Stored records
** Begin **
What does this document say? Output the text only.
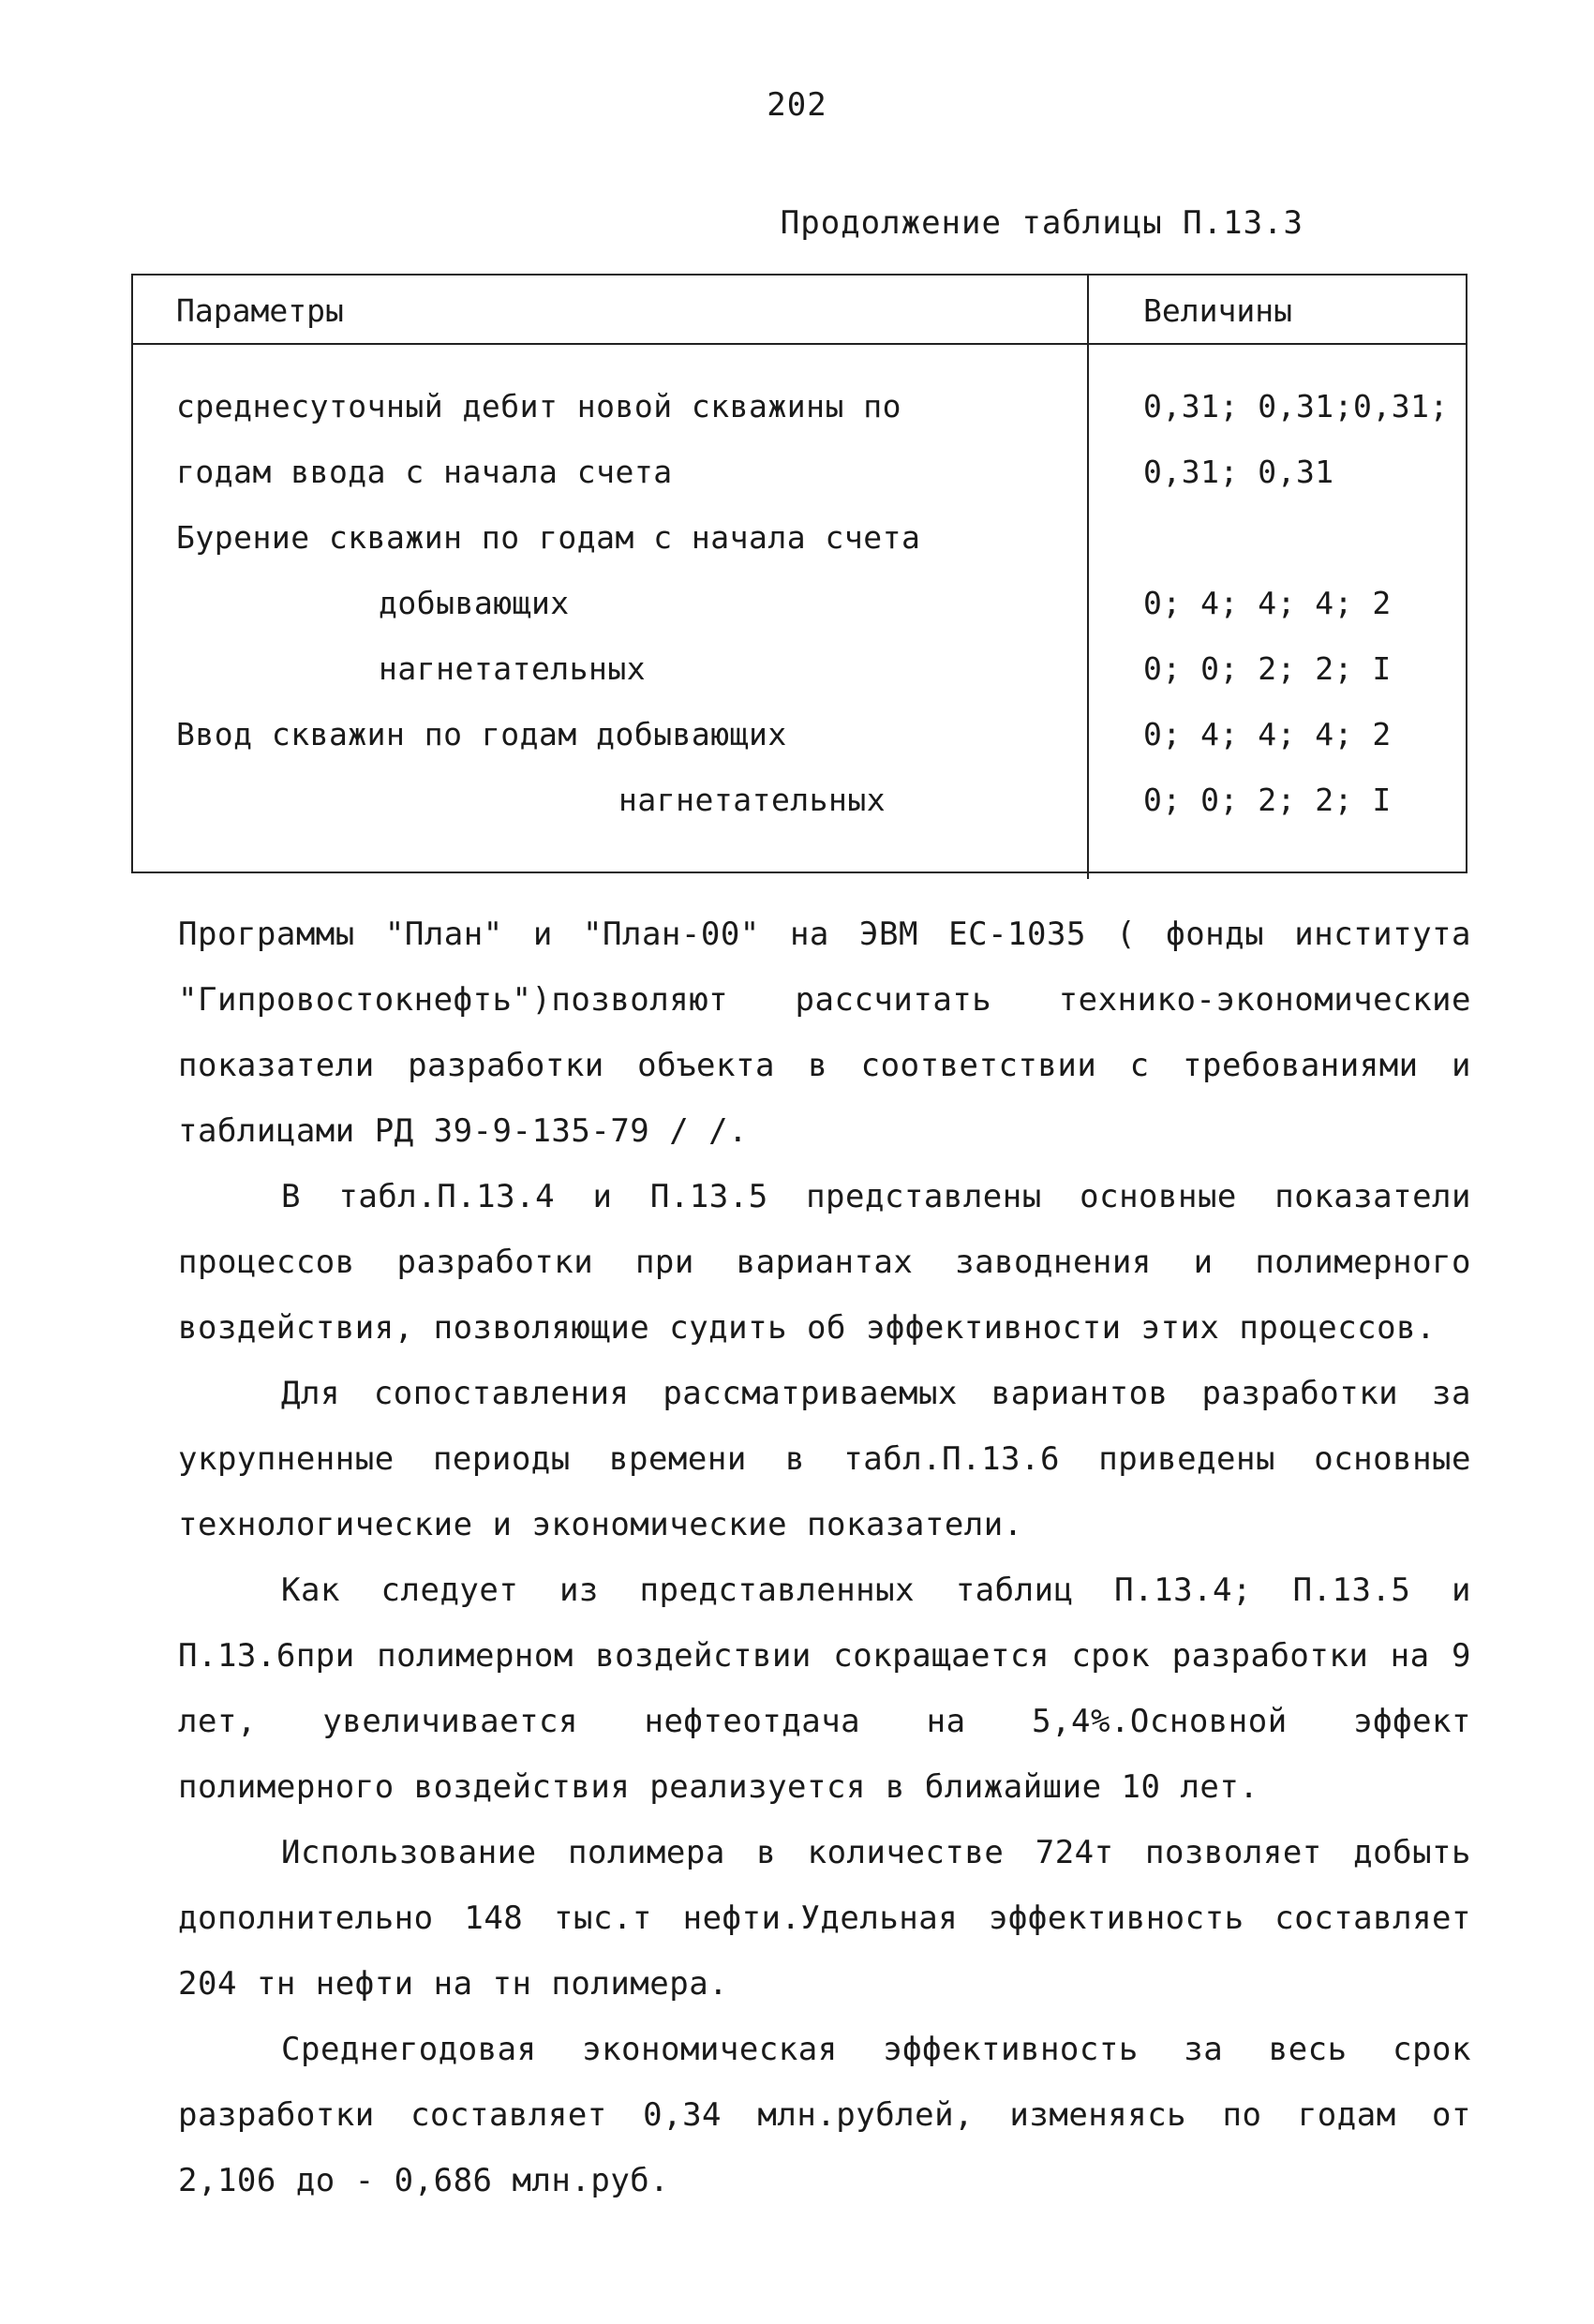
202
Продолжение таблицы П.13.3
Параметры	Величины
среднесуточный дебит новой скважины по	0,31; 0,31;0,31;
годам ввода с начала счета	0,31; 0,31
Бурение скважин по годам с начала счета
добывающих	0; 4; 4; 4; 2
нагнетательных	0; 0; 2; 2; I
Ввод скважин по годам добывающих	0; 4; 4; 4; 2
нагнетательных	0; 0; 2; 2; I

Программы "План" и "План-00" на ЭВМ ЕС-1035 ( фонды института "Гипровостокнефть")позволяют рассчитать технико-экономические показатели разработки объекта в соответствии с требованиями и таблицами РД 39-9-135-79 / /.

В табл.П.13.4 и П.13.5 представлены основные показатели процессов разработки при вариантах заводнения и полимерного воздействия, позволяющие судить об эффективности этих процессов.

Для сопоставления рассматриваемых вариантов разработки за укрупненные периоды времени в табл.П.13.6 приведены основные технологические и экономические показатели.

Как следует из представленных таблиц П.13.4; П.13.5 и П.13.6при полимерном воздействии сокращается срок разработки на 9 лет, увеличивается нефтеотдача на 5,4%.Основной эффект полимерного воздействия реализуется в ближайшие 10 лет.

Использование полимера в количестве 724т позволяет добыть дополнительно 148 тыс.т нефти.Удельная эффективность составляет 204 тн нефти на тн полимера.

Среднегодовая экономическая эффективность за весь срок разработки составляет 0,34 млн.рублей, изменяясь по годам от 2,106 до - 0,686 млн.руб.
** End **
EXERCISE DETAILS
Keep the pictures out of the copy and return the rest of the data above exactly.

OUTPUT OF THE TASK
What does this document say? Output the text only.
202
Продолжение таблицы П.13.3
Параметры	Величины
среднесуточный дебит новой скважины по	0,31; 0,31;0,31;
годам ввода с начала счета	0,31; 0,31
Бурение скважин по годам с начала счета
добывающих	0; 4; 4; 4; 2
нагнетательных	0; 0; 2; 2; I
Ввод скважин по годам добывающих	0; 4; 4; 4; 2
нагнетательных	0; 0; 2; 2; I

Программы "План" и "План-00" на ЭВМ ЕС-1035 ( фонды института "Гипровостокнефть")позволяют рассчитать технико-экономические показатели разработки объекта в соответствии с требованиями и таблицами РД 39-9-135-79 / /.

В табл.П.13.4 и П.13.5 представлены основные показатели процессов разработки при вариантах заводнения и полимерного воздействия, позволяющие судить об эффективности этих процессов.

Для сопоставления рассматриваемых вариантов разработки за укрупненные периоды времени в табл.П.13.6 приведены основные технологические и экономические показатели.

Как следует из представленных таблиц П.13.4; П.13.5 и П.13.6при полимерном воздействии сокращается срок разработки на 9 лет, увеличивается нефтеотдача на 5,4%.Основной эффект полимерного воздействия реализуется в ближайшие 10 лет.

Использование полимера в количестве 724т позволяет добыть дополнительно 148 тыс.т нефти.Удельная эффективность составляет 204 тн нефти на тн полимера.

Среднегодовая экономическая эффективность за весь срок разработки составляет 0,34 млн.рублей, изменяясь по годам от 2,106 до - 0,686 млн.руб.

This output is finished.